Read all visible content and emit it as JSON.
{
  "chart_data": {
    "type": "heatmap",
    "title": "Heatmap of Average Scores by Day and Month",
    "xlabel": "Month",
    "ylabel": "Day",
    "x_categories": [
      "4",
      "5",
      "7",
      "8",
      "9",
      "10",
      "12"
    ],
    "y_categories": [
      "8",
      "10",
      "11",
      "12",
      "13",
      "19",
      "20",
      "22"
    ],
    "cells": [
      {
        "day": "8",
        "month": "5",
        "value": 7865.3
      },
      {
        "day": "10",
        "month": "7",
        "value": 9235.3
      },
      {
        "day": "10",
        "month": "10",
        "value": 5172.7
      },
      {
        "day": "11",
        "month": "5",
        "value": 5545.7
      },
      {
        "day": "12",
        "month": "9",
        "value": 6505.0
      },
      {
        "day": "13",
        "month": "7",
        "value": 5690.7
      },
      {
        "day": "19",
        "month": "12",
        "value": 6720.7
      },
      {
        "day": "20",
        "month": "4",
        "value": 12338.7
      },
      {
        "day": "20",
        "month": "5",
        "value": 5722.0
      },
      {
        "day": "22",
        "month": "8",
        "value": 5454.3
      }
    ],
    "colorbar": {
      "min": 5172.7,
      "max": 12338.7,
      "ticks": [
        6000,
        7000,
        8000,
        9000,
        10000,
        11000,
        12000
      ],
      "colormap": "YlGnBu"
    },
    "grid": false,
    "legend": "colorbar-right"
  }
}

---------------

### Aim of the exercise:
Transcribe the records above exactly as they appear.

### The output:
Read all visible content and emit it as JSON.
{
  "chart_data": {
    "type": "heatmap",
    "title": "Heatmap of Average Scores by Day and Month",
    "xlabel": "Month",
    "ylabel": "Day",
    "x_categories": [
      "4",
      "5",
      "7",
      "8",
      "9",
      "10",
      "12"
    ],
    "y_categories": [
      "8",
      "10",
      "11",
      "12",
      "13",
      "19",
      "20",
      "22"
    ],
    "cells": [
      {
        "day": "8",
        "month": "5",
        "value": 7865.3
      },
      {
        "day": "10",
        "month": "7",
        "value": 9235.3
      },
      {
        "day": "10",
        "month": "10",
        "value": 5172.7
      },
      {
        "day": "11",
        "month": "5",
        "value": 5545.7
      },
      {
        "day": "12",
        "month": "9",
        "value": 6505.0
      },
      {
        "day": "13",
        "month": "7",
        "value": 5690.7
      },
      {
        "day": "19",
        "month": "12",
        "value": 6720.7
      },
      {
        "day": "20",
        "month": "4",
        "value": 12338.7
      },
      {
        "day": "20",
        "month": "5",
        "value": 5722.0
      },
      {
        "day": "22",
        "month": "8",
        "value": 5454.3
      }
    ],
    "colorbar": {
      "min": 5172.7,
      "max": 12338.7,
      "ticks": [
        6000,
        7000,
        8000,
        9000,
        10000,
        11000,
        12000
      ],
      "colormap": "YlGnBu"
    },
    "grid": false,
    "legend": "colorbar-right"
  }
}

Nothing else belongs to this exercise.